Information given:
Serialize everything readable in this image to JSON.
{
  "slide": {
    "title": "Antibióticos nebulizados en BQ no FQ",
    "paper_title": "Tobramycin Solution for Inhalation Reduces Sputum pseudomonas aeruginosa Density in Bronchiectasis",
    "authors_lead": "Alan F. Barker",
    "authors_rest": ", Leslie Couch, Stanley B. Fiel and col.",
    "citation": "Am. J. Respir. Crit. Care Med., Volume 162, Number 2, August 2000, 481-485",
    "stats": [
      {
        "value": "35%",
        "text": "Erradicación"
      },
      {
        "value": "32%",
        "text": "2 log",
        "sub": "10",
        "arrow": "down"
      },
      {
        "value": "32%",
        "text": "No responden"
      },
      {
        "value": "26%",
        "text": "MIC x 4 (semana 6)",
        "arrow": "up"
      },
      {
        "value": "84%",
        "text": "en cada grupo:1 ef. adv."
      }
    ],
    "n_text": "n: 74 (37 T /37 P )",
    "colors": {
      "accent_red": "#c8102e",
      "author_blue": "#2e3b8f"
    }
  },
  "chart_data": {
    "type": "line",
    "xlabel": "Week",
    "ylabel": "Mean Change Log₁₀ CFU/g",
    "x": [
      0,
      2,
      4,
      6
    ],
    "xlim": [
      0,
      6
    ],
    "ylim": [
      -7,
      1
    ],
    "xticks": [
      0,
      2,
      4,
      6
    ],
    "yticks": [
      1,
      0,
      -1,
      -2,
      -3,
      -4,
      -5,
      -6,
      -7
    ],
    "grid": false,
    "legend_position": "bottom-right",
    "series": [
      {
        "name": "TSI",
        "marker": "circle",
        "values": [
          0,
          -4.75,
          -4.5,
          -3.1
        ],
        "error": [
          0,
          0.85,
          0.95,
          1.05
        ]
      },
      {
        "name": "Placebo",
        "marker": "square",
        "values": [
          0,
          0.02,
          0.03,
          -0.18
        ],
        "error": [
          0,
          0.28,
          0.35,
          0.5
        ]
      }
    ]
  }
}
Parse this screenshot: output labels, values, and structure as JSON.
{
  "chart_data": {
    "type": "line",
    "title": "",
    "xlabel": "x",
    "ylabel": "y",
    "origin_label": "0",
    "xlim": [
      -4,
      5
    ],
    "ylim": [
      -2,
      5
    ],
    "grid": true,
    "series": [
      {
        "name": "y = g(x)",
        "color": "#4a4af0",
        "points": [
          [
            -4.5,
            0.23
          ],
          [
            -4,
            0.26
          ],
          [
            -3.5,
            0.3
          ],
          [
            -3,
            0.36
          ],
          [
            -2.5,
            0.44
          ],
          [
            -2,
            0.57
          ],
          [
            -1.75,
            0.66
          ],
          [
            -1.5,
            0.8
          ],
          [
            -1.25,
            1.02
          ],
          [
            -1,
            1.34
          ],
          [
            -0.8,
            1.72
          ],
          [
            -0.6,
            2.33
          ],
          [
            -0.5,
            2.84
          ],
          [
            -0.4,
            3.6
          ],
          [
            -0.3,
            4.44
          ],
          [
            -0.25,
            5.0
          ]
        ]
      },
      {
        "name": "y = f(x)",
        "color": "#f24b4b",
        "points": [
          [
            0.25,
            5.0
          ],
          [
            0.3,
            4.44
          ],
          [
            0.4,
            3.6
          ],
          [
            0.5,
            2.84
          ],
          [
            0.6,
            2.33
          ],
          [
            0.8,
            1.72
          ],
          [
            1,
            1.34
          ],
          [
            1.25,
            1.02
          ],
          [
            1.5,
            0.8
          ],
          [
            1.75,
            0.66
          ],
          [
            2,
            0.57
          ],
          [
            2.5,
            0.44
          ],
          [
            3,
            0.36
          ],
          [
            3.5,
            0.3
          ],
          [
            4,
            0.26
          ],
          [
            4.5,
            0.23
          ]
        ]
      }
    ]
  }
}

Stated exercise:
Write out the entire listing exactly.

Output below:
Serialize everything readable in this image to JSON.
{
  "slide": {
    "title": "Antibióticos nebulizados en BQ no FQ",
    "paper_title": "Tobramycin Solution for Inhalation Reduces Sputum pseudomonas aeruginosa Density in Bronchiectasis",
    "authors_lead": "Alan F. Barker",
    "authors_rest": ", Leslie Couch, Stanley B. Fiel and col.",
    "citation": "Am. J. Respir. Crit. Care Med., Volume 162, Number 2, August 2000, 481-485",
    "stats": [
      {
        "value": "35%",
        "text": "Erradicación"
      },
      {
        "value": "32%",
        "text": "2 log",
        "sub": "10",
        "arrow": "down"
      },
      {
        "value": "32%",
        "text": "No responden"
      },
      {
        "value": "26%",
        "text": "MIC x 4 (semana 6)",
        "arrow": "up"
      },
      {
        "value": "84%",
        "text": "en cada grupo:1 ef. adv."
      }
    ],
    "n_text": "n: 74 (37 T /37 P )",
    "colors": {
      "accent_red": "#c8102e",
      "author_blue": "#2e3b8f"
    }
  },
  "chart_data": {
    "type": "line",
    "xlabel": "Week",
    "ylabel": "Mean Change Log₁₀ CFU/g",
    "x": [
      0,
      2,
      4,
      6
    ],
    "xlim": [
      0,
      6
    ],
    "ylim": [
      -7,
      1
    ],
    "xticks": [
      0,
      2,
      4,
      6
    ],
    "yticks": [
      1,
      0,
      -1,
      -2,
      -3,
      -4,
      -5,
      -6,
      -7
    ],
    "grid": false,
    "legend_position": "bottom-right",
    "series": [
      {
        "name": "TSI",
        "marker": "circle",
        "values": [
          0,
          -4.75,
          -4.5,
          -3.1
        ],
        "error": [
          0,
          0.85,
          0.95,
          1.05
        ]
      },
      {
        "name": "Placebo",
        "marker": "square",
        "values": [
          0,
          0.02,
          0.03,
          -0.18
        ],
        "error": [
          0,
          0.28,
          0.35,
          0.5
        ]
      }
    ]
  }
}
Parse this screenshot: output labels, values, and structure as JSON.
{
  "chart_data": {
    "type": "line",
    "title": "",
    "xlabel": "x",
    "ylabel": "y",
    "origin_label": "0",
    "xlim": [
      -4,
      5
    ],
    "ylim": [
      -2,
      5
    ],
    "grid": true,
    "series": [
      {
        "name": "y = g(x)",
        "color": "#4a4af0",
        "points": [
          [
            -4.5,
            0.23
          ],
          [
            -4,
            0.26
          ],
          [
            -3.5,
            0.3
          ],
          [
            -3,
            0.36
          ],
          [
            -2.5,
            0.44
          ],
          [
            -2,
            0.57
          ],
          [
            -1.75,
            0.66
          ],
          [
            -1.5,
            0.8
          ],
          [
            -1.25,
            1.02
          ],
          [
            -1,
            1.34
          ],
          [
            -0.8,
            1.72
          ],
          [
            -0.6,
            2.33
          ],
          [
            -0.5,
            2.84
          ],
          [
            -0.4,
            3.6
          ],
          [
            -0.3,
            4.44
          ],
          [
            -0.25,
            5.0
          ]
        ]
      },
      {
        "name": "y = f(x)",
        "color": "#f24b4b",
        "points": [
          [
            0.25,
            5.0
          ],
          [
            0.3,
            4.44
          ],
          [
            0.4,
            3.6
          ],
          [
            0.5,
            2.84
          ],
          [
            0.6,
            2.33
          ],
          [
            0.8,
            1.72
          ],
          [
            1,
            1.34
          ],
          [
            1.25,
            1.02
          ],
          [
            1.5,
            0.8
          ],
          [
            1.75,
            0.66
          ],
          [
            2,
            0.57
          ],
          [
            2.5,
            0.44
          ],
          [
            3,
            0.36
          ],
          [
            3.5,
            0.3
          ],
          [
            4,
            0.26
          ],
          [
            4.5,
            0.23
          ]
        ]
      }
    ]
  }
}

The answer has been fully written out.